Some records
══════
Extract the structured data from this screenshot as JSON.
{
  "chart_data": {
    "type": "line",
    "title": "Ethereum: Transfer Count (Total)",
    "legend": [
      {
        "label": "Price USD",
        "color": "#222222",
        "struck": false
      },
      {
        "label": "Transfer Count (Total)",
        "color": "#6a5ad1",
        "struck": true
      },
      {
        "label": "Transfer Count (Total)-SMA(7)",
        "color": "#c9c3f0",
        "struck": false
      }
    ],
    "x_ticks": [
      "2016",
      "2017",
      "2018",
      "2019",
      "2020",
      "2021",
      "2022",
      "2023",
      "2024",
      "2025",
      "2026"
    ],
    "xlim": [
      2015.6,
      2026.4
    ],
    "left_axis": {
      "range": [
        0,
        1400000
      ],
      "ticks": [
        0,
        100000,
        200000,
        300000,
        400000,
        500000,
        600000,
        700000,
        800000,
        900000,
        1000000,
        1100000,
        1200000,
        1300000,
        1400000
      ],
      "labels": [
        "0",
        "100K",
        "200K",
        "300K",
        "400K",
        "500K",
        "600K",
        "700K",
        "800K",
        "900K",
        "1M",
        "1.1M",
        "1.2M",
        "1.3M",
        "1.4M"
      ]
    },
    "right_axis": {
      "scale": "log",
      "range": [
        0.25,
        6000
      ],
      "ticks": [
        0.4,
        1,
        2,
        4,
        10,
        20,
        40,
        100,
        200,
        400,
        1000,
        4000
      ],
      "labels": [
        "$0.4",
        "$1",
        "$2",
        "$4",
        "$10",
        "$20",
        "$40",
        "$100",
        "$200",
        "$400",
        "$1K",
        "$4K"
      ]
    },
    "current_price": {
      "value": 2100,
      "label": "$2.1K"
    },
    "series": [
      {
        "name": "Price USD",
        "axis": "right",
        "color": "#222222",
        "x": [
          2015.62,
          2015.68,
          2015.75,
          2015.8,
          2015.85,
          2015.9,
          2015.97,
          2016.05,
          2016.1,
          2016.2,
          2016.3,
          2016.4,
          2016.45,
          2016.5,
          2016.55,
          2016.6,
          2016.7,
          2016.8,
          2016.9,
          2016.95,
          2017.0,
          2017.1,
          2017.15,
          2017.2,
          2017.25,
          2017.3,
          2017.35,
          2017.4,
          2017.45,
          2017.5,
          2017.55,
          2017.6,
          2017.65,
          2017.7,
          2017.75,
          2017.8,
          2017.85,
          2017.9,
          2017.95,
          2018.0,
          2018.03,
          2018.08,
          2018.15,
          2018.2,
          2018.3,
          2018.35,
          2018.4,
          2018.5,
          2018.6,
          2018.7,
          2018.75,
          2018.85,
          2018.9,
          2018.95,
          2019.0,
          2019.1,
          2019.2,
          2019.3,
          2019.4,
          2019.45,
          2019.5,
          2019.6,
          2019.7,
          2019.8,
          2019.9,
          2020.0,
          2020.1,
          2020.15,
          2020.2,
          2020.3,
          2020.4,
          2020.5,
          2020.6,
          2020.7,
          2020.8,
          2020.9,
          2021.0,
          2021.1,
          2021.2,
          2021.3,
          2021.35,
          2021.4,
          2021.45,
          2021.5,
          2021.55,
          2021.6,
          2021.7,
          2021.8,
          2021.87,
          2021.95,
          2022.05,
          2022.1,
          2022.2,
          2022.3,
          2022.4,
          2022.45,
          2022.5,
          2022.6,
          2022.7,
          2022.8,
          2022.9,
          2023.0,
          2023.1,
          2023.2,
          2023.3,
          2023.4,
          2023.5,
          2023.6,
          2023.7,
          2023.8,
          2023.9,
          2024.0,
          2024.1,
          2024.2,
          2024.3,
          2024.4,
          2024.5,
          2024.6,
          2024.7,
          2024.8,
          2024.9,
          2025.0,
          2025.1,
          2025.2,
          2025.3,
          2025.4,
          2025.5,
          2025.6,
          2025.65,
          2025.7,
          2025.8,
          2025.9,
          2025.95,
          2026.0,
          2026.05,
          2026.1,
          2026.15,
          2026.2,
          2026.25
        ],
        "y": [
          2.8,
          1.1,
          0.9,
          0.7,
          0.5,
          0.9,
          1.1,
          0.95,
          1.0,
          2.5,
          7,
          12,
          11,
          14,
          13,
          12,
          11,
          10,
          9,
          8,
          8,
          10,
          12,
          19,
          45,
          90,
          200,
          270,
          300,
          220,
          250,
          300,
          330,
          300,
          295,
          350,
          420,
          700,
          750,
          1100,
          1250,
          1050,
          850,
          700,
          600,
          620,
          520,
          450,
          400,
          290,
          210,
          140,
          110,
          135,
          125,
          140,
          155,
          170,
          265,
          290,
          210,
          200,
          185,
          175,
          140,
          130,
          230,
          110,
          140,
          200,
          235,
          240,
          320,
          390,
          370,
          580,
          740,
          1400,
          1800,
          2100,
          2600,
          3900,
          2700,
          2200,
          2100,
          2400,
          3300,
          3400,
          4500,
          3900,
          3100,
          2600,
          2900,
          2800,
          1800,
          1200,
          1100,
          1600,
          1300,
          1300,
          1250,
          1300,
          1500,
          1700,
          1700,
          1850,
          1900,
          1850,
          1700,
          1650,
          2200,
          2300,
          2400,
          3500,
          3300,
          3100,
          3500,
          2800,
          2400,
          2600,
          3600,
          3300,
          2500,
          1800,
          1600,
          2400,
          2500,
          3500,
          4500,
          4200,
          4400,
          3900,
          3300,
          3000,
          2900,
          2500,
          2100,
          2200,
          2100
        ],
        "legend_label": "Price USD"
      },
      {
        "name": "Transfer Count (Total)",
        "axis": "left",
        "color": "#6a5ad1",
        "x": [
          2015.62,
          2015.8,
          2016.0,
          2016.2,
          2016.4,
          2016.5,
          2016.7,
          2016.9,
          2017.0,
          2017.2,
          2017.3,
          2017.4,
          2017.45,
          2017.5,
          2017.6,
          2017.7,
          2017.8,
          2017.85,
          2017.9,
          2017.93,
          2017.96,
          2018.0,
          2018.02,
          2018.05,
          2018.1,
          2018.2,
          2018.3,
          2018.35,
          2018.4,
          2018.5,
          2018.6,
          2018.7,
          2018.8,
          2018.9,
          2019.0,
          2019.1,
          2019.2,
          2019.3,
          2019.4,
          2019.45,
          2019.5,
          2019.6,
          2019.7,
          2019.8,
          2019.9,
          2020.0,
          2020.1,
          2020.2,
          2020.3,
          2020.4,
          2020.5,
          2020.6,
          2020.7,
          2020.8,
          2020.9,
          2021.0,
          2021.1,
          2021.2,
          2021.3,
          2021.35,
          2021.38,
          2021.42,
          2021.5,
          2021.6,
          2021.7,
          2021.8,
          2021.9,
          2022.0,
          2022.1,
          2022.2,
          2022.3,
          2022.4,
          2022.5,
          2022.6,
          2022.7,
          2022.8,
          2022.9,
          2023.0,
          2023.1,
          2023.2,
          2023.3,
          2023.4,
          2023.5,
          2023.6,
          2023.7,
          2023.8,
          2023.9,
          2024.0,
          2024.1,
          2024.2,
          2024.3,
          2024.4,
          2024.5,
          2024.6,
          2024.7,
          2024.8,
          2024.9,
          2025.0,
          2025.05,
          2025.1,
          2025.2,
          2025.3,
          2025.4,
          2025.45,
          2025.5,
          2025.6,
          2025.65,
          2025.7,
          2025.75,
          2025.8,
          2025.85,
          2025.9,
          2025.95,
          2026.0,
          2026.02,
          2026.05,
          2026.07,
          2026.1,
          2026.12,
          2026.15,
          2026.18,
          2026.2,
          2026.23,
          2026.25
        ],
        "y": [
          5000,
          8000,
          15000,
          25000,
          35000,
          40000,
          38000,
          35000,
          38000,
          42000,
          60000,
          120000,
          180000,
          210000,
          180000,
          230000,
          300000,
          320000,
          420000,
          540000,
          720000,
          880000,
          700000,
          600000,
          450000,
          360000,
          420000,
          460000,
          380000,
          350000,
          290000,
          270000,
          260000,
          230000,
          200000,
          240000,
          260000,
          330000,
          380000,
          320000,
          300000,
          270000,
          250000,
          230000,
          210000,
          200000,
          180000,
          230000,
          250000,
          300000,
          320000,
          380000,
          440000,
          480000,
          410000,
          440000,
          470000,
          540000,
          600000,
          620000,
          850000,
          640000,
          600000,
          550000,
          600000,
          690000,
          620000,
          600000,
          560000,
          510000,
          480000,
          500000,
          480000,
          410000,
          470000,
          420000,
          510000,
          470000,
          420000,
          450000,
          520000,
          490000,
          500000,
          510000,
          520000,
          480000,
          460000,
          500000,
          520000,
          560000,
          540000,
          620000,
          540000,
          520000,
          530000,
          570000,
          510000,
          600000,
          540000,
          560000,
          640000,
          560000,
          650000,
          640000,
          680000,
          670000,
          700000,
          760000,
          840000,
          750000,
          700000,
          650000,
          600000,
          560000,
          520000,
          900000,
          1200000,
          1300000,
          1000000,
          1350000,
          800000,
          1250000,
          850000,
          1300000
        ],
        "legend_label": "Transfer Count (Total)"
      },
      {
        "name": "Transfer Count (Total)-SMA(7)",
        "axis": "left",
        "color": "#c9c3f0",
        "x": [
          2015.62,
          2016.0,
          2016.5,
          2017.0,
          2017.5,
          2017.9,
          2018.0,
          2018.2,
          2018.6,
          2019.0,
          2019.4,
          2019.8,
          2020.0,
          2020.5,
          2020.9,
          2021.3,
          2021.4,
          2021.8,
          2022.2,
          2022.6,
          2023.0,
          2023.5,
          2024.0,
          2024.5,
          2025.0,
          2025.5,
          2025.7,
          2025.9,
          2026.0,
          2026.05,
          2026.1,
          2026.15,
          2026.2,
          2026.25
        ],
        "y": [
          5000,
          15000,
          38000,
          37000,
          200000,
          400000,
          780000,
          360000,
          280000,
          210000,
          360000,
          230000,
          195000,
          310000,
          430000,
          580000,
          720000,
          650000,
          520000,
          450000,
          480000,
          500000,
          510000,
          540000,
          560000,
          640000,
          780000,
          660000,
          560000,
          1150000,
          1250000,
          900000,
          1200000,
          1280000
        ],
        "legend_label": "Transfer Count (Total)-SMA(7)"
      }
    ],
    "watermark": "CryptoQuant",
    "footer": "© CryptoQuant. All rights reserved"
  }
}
══════
### EXERCISE BRIEF
State, as a bare number, how many lines of the listing hold the word "Total".

### SOLUTION TO THE PROBLEM
7